[BEGIN Information given]
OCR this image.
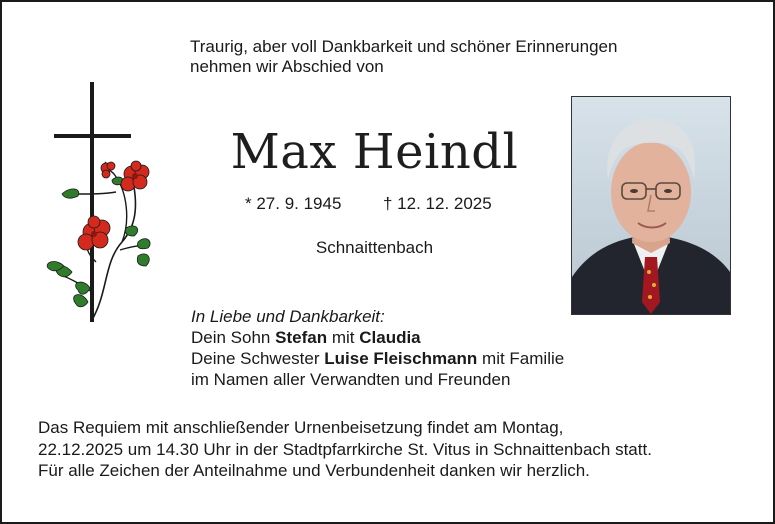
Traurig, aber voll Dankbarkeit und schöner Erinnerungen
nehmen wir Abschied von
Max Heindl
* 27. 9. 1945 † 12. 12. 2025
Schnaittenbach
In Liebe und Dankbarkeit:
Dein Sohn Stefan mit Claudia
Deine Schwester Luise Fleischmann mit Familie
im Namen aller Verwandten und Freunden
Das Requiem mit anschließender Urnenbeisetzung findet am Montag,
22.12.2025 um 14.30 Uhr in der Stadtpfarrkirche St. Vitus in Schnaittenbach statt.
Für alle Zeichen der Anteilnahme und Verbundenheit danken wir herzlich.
[END Information given]
Aim of the task: Copy out all of the material exactly as written, without its pictures.

The solution:
OCR this image.
Traurig, aber voll Dankbarkeit und schöner Erinnerungen
nehmen wir Abschied von
Max Heindl
* 27. 9. 1945 † 12. 12. 2025
Schnaittenbach
In Liebe und Dankbarkeit:
Dein Sohn Stefan mit Claudia
Deine Schwester Luise Fleischmann mit Familie
im Namen aller Verwandten und Freunden
Das Requiem mit anschließender Urnenbeisetzung findet am Montag,
22.12.2025 um 14.30 Uhr in der Stadtpfarrkirche St. Vitus in Schnaittenbach statt.
Für alle Zeichen der Anteilnahme und Verbundenheit danken wir herzlich.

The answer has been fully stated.